▸ **Records from a collection**:
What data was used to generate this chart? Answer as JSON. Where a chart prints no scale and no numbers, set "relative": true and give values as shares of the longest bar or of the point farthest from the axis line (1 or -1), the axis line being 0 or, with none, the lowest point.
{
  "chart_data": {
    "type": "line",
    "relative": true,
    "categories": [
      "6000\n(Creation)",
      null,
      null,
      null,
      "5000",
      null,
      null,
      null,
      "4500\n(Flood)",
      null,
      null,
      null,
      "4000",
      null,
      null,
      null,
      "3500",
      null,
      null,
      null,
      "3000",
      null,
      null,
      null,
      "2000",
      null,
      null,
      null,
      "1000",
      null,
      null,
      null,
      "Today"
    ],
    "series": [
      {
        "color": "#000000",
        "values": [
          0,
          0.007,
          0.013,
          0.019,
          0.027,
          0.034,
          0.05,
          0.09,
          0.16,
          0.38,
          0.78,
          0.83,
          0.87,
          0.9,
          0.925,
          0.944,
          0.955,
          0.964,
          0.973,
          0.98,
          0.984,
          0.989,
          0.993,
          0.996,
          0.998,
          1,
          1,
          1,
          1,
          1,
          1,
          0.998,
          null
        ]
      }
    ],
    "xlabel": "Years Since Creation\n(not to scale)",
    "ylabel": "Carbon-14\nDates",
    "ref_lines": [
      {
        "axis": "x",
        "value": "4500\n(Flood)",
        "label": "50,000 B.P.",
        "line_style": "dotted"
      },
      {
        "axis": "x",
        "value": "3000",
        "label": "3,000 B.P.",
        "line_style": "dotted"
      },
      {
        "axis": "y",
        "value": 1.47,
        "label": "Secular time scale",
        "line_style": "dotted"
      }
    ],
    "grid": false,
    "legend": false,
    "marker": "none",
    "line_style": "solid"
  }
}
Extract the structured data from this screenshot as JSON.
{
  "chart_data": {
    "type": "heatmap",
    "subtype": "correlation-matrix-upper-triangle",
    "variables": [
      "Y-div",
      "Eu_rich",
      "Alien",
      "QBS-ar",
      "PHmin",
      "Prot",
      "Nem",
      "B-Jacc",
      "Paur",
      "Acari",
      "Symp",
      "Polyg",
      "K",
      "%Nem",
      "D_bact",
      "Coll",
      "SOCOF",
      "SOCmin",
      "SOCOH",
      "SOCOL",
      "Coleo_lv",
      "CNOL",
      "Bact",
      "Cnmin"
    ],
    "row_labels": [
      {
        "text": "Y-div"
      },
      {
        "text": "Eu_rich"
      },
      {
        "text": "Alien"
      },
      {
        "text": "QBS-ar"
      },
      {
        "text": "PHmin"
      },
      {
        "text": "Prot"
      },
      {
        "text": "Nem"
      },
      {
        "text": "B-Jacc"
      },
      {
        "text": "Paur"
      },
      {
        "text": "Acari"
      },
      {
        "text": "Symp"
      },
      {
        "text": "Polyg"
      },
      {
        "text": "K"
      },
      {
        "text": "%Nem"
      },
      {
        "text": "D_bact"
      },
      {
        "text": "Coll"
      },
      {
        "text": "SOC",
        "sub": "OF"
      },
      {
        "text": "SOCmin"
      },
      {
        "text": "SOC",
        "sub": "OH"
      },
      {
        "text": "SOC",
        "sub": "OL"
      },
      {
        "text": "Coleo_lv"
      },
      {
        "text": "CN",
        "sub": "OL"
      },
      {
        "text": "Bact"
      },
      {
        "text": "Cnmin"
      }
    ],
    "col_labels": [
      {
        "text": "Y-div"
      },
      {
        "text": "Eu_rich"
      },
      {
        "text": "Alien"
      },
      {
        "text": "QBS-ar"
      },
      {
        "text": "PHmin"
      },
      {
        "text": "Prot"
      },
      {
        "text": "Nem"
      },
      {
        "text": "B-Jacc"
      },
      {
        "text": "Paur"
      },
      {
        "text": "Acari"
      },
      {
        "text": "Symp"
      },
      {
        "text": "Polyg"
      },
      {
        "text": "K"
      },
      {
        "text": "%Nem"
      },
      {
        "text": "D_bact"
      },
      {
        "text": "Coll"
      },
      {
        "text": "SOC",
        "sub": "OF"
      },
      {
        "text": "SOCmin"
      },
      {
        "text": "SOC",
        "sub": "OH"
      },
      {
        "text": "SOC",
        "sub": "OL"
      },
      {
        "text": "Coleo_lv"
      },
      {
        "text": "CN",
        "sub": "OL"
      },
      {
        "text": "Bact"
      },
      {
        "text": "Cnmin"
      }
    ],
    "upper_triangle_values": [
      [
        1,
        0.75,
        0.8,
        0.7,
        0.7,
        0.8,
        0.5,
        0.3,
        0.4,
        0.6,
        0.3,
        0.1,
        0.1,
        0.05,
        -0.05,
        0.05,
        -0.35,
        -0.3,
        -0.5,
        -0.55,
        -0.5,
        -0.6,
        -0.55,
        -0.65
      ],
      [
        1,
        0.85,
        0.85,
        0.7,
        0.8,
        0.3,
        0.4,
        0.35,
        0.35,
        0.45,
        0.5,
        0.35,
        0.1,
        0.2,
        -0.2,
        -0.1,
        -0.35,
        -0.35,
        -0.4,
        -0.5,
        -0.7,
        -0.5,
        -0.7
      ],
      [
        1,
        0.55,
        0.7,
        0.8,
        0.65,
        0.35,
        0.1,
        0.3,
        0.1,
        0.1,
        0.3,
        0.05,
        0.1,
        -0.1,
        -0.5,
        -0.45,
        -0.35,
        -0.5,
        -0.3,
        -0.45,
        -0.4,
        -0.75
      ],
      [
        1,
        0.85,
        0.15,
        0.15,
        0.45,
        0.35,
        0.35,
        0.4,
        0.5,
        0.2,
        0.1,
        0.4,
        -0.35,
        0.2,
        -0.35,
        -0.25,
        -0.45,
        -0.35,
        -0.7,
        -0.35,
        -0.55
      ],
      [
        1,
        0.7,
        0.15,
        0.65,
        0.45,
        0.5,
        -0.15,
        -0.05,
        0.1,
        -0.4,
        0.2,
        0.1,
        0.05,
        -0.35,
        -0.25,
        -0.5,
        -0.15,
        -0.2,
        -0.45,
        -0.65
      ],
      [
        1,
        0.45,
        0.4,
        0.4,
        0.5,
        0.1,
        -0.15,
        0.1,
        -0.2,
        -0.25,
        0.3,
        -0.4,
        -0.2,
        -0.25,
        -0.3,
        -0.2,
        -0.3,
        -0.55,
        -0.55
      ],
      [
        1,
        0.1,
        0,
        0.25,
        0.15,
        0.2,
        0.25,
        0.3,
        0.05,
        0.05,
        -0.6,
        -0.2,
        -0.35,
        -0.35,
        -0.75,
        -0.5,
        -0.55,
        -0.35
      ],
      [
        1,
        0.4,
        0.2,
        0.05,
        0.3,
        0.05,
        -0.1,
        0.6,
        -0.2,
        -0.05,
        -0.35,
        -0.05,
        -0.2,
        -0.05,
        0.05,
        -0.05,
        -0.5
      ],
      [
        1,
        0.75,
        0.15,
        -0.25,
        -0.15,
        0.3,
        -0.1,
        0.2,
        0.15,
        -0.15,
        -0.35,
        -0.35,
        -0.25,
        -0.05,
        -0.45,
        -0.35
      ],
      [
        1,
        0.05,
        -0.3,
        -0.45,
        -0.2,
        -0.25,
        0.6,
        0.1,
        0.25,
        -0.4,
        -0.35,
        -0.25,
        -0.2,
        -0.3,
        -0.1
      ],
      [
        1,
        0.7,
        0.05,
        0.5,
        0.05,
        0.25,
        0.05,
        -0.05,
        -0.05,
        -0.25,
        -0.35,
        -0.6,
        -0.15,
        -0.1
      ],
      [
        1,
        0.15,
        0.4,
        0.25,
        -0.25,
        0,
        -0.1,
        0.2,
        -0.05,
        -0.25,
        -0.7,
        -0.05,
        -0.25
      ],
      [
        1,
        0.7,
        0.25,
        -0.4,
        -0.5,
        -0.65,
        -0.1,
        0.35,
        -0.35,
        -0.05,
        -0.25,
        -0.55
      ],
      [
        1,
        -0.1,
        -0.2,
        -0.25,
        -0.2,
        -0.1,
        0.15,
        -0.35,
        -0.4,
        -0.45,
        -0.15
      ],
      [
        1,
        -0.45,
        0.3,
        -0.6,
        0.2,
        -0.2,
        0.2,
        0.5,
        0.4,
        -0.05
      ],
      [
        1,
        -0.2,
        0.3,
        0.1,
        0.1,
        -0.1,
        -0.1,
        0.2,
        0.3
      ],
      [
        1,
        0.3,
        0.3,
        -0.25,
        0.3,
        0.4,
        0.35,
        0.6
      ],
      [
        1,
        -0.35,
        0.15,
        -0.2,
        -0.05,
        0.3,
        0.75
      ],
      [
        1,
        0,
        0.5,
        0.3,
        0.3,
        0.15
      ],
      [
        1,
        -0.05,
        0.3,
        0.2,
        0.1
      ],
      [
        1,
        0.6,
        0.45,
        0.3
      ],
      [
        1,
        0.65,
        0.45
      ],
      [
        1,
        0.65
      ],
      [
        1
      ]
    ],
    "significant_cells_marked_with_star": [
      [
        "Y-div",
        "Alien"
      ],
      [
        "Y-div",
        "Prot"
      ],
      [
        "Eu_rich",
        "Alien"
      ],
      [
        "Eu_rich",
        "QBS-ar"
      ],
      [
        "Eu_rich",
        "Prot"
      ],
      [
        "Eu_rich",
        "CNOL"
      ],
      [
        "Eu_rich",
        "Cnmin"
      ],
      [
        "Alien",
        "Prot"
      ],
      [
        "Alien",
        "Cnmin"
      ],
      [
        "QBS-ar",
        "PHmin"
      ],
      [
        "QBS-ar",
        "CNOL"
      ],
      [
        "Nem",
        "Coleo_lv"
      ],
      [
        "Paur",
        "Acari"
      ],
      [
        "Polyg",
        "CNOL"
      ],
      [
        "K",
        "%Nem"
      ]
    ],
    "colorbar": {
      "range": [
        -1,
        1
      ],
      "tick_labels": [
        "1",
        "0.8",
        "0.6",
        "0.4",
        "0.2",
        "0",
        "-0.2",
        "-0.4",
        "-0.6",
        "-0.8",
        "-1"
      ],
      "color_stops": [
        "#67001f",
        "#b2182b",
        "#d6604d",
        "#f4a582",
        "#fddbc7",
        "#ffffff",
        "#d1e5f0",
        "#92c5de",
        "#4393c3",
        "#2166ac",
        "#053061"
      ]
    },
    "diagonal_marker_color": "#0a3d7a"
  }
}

▸ **Short task**:
Within the data above, pick out all lines holding the word "true".

▸ **Final answer**:
What data was used to generate this chart? Answer as JSON. Where a chart prints no scale and no numbers, set "relative": true and give values as shares of the longest bar or of the point farthest from the axis line (1 or -1), the axis line being 0 or, with none, the lowest point.
    "relative": true,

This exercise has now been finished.